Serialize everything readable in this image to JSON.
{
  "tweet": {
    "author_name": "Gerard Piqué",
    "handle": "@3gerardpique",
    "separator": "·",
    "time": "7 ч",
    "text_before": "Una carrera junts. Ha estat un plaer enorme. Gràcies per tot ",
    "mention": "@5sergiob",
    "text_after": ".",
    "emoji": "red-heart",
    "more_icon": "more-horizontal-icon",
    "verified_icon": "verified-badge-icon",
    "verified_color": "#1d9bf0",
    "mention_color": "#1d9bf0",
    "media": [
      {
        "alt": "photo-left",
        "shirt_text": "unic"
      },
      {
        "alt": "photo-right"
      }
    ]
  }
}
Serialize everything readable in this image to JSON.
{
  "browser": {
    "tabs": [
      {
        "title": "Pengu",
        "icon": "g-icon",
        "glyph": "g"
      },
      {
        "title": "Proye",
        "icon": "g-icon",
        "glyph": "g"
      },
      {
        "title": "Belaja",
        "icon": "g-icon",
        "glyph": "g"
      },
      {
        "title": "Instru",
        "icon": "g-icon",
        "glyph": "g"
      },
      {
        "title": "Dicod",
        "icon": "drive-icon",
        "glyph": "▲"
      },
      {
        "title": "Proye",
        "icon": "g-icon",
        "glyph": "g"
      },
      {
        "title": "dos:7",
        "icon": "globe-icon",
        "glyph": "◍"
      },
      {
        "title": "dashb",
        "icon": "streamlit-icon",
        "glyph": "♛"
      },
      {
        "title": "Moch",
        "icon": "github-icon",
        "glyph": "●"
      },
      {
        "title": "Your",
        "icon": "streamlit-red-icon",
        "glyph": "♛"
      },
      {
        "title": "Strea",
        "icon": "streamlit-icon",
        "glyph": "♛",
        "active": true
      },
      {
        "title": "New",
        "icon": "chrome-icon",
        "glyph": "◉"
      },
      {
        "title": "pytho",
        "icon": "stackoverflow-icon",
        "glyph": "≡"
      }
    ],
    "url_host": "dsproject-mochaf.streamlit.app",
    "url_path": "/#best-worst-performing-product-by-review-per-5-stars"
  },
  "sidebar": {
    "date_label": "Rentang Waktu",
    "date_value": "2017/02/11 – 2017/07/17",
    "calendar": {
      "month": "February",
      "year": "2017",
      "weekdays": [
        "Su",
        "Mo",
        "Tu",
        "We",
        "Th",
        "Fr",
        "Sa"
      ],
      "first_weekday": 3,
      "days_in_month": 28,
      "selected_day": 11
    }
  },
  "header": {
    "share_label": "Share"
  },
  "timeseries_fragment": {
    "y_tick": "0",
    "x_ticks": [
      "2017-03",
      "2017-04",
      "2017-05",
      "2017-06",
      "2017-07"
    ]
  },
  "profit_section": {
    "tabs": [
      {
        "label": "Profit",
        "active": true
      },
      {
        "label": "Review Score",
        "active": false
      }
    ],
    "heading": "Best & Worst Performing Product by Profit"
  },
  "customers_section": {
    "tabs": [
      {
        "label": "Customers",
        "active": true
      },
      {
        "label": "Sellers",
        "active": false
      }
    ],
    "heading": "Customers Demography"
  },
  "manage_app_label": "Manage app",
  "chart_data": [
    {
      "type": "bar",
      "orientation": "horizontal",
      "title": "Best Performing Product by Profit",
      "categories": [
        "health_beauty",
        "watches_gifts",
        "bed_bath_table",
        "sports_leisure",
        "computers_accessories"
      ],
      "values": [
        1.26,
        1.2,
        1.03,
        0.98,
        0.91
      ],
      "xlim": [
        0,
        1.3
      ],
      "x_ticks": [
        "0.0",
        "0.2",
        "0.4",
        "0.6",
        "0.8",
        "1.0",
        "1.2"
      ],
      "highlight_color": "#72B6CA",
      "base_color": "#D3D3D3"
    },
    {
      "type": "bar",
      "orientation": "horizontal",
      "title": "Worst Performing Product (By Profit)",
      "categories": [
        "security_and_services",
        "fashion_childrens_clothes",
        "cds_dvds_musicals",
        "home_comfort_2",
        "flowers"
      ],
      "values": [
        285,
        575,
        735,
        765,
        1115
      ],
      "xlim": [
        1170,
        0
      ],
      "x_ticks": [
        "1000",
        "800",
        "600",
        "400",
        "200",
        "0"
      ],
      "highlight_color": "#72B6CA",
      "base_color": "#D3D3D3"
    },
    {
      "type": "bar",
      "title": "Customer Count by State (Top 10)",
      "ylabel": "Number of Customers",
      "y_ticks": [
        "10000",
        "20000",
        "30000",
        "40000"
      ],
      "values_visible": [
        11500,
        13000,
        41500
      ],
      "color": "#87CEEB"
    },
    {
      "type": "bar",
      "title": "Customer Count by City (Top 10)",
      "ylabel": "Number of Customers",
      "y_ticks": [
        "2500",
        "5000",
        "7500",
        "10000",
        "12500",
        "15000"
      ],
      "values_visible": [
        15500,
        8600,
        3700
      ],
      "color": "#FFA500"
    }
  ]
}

========

Word for word, quote all of the data above.

Serialize everything readable in this image to JSON.
{
  "tweet": {
    "author_name": "Gerard Piqué",
    "handle": "@3gerardpique",
    "separator": "·",
    "time": "7 ч",
    "text_before": "Una carrera junts. Ha estat un plaer enorme. Gràcies per tot ",
    "mention": "@5sergiob",
    "text_after": ".",
    "emoji": "red-heart",
    "more_icon": "more-horizontal-icon",
    "verified_icon": "verified-badge-icon",
    "verified_color": "#1d9bf0",
    "mention_color": "#1d9bf0",
    "media": [
      {
        "alt": "photo-left",
        "shirt_text": "unic"
      },
      {
        "alt": "photo-right"
      }
    ]
  }
}
Serialize everything readable in this image to JSON.
{
  "browser": {
    "tabs": [
      {
        "title": "Pengu",
        "icon": "g-icon",
        "glyph": "g"
      },
      {
        "title": "Proye",
        "icon": "g-icon",
        "glyph": "g"
      },
      {
        "title": "Belaja",
        "icon": "g-icon",
        "glyph": "g"
      },
      {
        "title": "Instru",
        "icon": "g-icon",
        "glyph": "g"
      },
      {
        "title": "Dicod",
        "icon": "drive-icon",
        "glyph": "▲"
      },
      {
        "title": "Proye",
        "icon": "g-icon",
        "glyph": "g"
      },
      {
        "title": "dos:7",
        "icon": "globe-icon",
        "glyph": "◍"
      },
      {
        "title": "dashb",
        "icon": "streamlit-icon",
        "glyph": "♛"
      },
      {
        "title": "Moch",
        "icon": "github-icon",
        "glyph": "●"
      },
      {
        "title": "Your",
        "icon": "streamlit-red-icon",
        "glyph": "♛"
      },
      {
        "title": "Strea",
        "icon": "streamlit-icon",
        "glyph": "♛",
        "active": true
      },
      {
        "title": "New",
        "icon": "chrome-icon",
        "glyph": "◉"
      },
      {
        "title": "pytho",
        "icon": "stackoverflow-icon",
        "glyph": "≡"
      }
    ],
    "url_host": "dsproject-mochaf.streamlit.app",
    "url_path": "/#best-worst-performing-product-by-review-per-5-stars"
  },
  "sidebar": {
    "date_label": "Rentang Waktu",
    "date_value": "2017/02/11 – 2017/07/17",
    "calendar": {
      "month": "February",
      "year": "2017",
      "weekdays": [
        "Su",
        "Mo",
        "Tu",
        "We",
        "Th",
        "Fr",
        "Sa"
      ],
      "first_weekday": 3,
      "days_in_month": 28,
      "selected_day": 11
    }
  },
  "header": {
    "share_label": "Share"
  },
  "timeseries_fragment": {
    "y_tick": "0",
    "x_ticks": [
      "2017-03",
      "2017-04",
      "2017-05",
      "2017-06",
      "2017-07"
    ]
  },
  "profit_section": {
    "tabs": [
      {
        "label": "Profit",
        "active": true
      },
      {
        "label": "Review Score",
        "active": false
      }
    ],
    "heading": "Best & Worst Performing Product by Profit"
  },
  "customers_section": {
    "tabs": [
      {
        "label": "Customers",
        "active": true
      },
      {
        "label": "Sellers",
        "active": false
      }
    ],
    "heading": "Customers Demography"
  },
  "manage_app_label": "Manage app",
  "chart_data": [
    {
      "type": "bar",
      "orientation": "horizontal",
      "title": "Best Performing Product by Profit",
      "categories": [
        "health_beauty",
        "watches_gifts",
        "bed_bath_table",
        "sports_leisure",
        "computers_accessories"
      ],
      "values": [
        1.26,
        1.2,
        1.03,
        0.98,
        0.91
      ],
      "xlim": [
        0,
        1.3
      ],
      "x_ticks": [
        "0.0",
        "0.2",
        "0.4",
        "0.6",
        "0.8",
        "1.0",
        "1.2"
      ],
      "highlight_color": "#72B6CA",
      "base_color": "#D3D3D3"
    },
    {
      "type": "bar",
      "orientation": "horizontal",
      "title": "Worst Performing Product (By Profit)",
      "categories": [
        "security_and_services",
        "fashion_childrens_clothes",
        "cds_dvds_musicals",
        "home_comfort_2",
        "flowers"
      ],
      "values": [
        285,
        575,
        735,
        765,
        1115
      ],
      "xlim": [
        1170,
        0
      ],
      "x_ticks": [
        "1000",
        "800",
        "600",
        "400",
        "200",
        "0"
      ],
      "highlight_color": "#72B6CA",
      "base_color": "#D3D3D3"
    },
    {
      "type": "bar",
      "title": "Customer Count by State (Top 10)",
      "ylabel": "Number of Customers",
      "y_ticks": [
        "10000",
        "20000",
        "30000",
        "40000"
      ],
      "values_visible": [
        11500,
        13000,
        41500
      ],
      "color": "#87CEEB"
    },
    {
      "type": "bar",
      "title": "Customer Count by City (Top 10)",
      "ylabel": "Number of Customers",
      "y_ticks": [
        "2500",
        "5000",
        "7500",
        "10000",
        "12500",
        "15000"
      ],
      "values_visible": [
        15500,
        8600,
        3700
      ],
      "color": "#FFA500"
    }
  ]
}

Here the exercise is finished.